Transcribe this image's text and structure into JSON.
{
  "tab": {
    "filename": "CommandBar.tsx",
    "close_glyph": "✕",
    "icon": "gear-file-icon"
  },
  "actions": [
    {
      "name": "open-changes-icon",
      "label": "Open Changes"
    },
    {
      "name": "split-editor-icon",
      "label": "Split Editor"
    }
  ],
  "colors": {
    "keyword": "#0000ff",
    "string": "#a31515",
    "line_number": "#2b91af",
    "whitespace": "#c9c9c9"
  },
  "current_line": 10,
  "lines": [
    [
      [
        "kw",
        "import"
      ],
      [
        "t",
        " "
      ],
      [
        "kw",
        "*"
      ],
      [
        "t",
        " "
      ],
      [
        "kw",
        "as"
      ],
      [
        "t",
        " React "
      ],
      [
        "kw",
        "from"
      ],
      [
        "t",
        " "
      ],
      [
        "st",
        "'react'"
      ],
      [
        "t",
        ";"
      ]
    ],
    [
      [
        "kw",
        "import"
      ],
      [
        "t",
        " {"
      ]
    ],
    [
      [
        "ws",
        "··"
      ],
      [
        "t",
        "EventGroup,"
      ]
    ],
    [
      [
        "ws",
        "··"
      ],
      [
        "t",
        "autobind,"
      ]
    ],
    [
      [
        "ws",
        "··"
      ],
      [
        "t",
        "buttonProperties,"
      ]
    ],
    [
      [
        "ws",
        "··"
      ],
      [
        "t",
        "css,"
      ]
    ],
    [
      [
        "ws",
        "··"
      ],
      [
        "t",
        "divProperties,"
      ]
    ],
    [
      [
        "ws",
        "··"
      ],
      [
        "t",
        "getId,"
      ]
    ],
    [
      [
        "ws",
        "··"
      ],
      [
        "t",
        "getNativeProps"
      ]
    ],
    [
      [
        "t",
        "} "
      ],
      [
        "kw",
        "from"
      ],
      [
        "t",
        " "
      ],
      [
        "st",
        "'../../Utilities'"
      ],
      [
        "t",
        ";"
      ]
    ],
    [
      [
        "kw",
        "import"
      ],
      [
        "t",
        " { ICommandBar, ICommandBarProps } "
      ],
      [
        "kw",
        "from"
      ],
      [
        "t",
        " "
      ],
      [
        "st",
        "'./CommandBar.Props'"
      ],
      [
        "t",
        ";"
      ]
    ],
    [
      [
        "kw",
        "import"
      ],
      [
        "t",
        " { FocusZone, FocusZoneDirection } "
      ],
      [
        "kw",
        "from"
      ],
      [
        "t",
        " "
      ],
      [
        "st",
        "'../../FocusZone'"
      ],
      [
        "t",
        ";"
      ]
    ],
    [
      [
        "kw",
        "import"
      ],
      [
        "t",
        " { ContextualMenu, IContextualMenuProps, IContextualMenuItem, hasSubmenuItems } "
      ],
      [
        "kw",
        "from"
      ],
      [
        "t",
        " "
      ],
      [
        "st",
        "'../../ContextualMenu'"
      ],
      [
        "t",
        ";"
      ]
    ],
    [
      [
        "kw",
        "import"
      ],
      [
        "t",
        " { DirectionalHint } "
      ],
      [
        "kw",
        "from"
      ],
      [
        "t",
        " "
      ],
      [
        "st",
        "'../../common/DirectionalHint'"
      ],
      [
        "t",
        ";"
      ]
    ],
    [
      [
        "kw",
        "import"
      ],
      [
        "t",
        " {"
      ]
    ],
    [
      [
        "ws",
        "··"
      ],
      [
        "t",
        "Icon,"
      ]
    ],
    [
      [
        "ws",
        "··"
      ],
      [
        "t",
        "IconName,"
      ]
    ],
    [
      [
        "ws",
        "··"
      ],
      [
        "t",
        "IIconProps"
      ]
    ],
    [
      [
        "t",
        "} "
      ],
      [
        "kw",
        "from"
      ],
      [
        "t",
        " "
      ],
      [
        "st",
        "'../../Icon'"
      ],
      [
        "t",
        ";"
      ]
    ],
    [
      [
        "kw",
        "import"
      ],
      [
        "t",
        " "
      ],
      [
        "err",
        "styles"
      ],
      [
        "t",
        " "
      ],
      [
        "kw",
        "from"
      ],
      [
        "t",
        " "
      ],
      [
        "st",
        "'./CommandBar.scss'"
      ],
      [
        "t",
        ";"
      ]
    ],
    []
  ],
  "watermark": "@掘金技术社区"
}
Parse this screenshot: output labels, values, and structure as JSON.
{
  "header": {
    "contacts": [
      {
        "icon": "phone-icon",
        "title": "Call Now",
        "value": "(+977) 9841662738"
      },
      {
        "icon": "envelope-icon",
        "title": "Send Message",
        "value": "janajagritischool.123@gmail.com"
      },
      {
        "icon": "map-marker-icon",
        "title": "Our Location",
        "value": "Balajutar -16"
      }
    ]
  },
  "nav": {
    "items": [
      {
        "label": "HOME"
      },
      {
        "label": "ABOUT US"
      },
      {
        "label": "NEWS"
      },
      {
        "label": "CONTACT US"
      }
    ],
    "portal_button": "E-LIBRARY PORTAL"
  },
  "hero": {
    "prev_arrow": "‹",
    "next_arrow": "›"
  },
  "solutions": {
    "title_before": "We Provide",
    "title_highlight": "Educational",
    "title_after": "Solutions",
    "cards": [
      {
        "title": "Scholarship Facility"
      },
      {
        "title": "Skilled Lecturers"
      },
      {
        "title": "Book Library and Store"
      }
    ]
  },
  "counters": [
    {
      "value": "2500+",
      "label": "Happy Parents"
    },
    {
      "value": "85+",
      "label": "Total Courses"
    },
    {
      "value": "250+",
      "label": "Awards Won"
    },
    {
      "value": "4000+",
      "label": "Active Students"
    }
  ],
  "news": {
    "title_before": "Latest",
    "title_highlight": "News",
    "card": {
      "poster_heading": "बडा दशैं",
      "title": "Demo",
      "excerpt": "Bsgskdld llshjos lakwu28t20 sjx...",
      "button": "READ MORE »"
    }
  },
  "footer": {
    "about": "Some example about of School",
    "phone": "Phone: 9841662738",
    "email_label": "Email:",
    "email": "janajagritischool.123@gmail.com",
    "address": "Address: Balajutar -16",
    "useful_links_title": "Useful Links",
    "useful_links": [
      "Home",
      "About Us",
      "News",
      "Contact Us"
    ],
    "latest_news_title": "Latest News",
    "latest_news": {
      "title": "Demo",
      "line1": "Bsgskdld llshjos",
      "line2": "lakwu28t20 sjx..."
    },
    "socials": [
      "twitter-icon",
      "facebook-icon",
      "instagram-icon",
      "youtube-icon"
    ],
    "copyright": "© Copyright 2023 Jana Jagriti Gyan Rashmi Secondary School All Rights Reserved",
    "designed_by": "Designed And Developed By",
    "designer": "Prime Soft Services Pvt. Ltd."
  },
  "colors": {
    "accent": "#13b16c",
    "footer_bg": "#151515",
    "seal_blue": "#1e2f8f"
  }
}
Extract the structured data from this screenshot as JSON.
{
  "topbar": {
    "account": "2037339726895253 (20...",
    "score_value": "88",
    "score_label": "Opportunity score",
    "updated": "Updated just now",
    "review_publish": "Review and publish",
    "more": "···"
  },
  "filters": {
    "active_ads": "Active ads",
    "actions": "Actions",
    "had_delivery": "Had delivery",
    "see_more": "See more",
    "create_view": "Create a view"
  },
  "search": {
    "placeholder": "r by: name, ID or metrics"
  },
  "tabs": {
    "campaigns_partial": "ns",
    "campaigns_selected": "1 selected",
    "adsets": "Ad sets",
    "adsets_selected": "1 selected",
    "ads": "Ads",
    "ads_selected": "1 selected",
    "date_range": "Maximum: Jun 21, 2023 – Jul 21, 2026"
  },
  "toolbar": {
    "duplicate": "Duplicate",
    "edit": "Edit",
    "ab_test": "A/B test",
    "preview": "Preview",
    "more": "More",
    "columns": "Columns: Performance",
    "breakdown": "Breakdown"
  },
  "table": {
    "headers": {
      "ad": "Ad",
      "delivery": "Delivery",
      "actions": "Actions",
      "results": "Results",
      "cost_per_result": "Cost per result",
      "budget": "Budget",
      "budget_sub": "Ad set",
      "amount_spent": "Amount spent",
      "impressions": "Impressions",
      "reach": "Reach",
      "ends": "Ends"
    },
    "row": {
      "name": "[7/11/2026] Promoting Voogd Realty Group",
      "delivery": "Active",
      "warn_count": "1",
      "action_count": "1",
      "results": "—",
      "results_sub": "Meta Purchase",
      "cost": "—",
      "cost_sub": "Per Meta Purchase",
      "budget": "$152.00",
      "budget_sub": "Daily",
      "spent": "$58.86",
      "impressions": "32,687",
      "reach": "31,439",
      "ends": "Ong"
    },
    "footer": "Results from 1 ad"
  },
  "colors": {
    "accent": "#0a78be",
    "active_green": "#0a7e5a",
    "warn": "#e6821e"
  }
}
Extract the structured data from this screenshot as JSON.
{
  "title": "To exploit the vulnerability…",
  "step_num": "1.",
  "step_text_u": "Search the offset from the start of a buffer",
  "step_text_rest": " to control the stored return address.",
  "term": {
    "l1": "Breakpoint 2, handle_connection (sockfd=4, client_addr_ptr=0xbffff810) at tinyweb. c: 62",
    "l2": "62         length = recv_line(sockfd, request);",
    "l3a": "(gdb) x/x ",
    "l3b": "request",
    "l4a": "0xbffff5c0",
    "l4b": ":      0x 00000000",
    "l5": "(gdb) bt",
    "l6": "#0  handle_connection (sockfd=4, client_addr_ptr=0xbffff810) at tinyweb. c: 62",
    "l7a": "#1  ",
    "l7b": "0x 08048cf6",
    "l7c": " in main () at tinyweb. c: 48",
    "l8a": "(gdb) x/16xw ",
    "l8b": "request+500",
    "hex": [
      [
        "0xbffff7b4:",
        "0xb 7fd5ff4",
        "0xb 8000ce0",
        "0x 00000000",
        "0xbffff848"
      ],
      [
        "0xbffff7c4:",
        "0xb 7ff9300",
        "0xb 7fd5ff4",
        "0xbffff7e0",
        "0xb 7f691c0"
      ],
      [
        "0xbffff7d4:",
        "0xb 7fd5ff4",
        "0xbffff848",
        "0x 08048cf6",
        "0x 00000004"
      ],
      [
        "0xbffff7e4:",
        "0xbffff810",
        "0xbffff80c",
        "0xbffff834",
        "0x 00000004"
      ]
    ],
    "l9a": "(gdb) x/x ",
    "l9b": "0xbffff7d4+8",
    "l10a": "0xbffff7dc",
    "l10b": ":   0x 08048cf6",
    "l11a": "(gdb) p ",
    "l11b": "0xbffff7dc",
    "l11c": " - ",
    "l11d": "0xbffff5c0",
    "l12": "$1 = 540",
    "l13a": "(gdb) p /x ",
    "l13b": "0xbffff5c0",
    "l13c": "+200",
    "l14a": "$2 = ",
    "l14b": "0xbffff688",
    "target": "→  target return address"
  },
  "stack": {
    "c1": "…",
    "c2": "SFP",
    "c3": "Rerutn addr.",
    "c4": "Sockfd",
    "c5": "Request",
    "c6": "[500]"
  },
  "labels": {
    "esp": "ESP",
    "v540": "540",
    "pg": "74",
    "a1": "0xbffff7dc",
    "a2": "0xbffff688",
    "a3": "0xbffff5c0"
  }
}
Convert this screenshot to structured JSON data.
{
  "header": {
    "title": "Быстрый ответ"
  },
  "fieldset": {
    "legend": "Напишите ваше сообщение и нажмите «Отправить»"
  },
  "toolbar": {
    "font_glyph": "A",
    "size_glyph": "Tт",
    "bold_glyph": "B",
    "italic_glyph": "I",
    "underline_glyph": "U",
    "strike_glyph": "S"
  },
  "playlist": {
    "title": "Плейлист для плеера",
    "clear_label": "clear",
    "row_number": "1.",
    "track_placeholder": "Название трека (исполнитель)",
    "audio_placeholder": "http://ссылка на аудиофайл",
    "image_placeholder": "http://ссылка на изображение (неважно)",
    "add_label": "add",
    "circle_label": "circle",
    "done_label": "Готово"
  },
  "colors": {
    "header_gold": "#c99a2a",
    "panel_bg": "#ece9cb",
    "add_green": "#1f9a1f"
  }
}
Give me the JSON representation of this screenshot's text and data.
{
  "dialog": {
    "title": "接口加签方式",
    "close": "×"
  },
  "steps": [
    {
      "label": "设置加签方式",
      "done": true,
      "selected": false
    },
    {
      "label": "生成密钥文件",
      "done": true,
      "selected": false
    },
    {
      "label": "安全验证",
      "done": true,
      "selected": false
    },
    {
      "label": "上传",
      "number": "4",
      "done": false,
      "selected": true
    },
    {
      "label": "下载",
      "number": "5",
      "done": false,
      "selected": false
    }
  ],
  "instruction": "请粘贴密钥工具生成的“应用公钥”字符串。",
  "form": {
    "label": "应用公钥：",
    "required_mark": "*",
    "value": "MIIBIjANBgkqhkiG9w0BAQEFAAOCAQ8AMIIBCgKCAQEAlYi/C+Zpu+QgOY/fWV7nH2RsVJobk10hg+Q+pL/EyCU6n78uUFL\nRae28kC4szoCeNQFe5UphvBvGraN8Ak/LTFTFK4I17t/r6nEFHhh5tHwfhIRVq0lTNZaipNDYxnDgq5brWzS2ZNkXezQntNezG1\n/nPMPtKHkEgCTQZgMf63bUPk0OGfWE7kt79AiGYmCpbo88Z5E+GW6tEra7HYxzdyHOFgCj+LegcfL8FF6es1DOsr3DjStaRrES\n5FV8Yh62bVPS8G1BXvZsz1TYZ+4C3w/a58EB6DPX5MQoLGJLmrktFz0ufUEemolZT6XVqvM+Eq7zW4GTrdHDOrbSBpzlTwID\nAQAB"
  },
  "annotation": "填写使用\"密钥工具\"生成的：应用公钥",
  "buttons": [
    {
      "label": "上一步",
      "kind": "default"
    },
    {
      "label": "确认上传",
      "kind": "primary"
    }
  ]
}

--------------------

Task: Find every line above that contains the word "phone", and return each one.

Solution to the exercise:
        "icon": "phone-icon",
    "phone": "Phone: 9841662738",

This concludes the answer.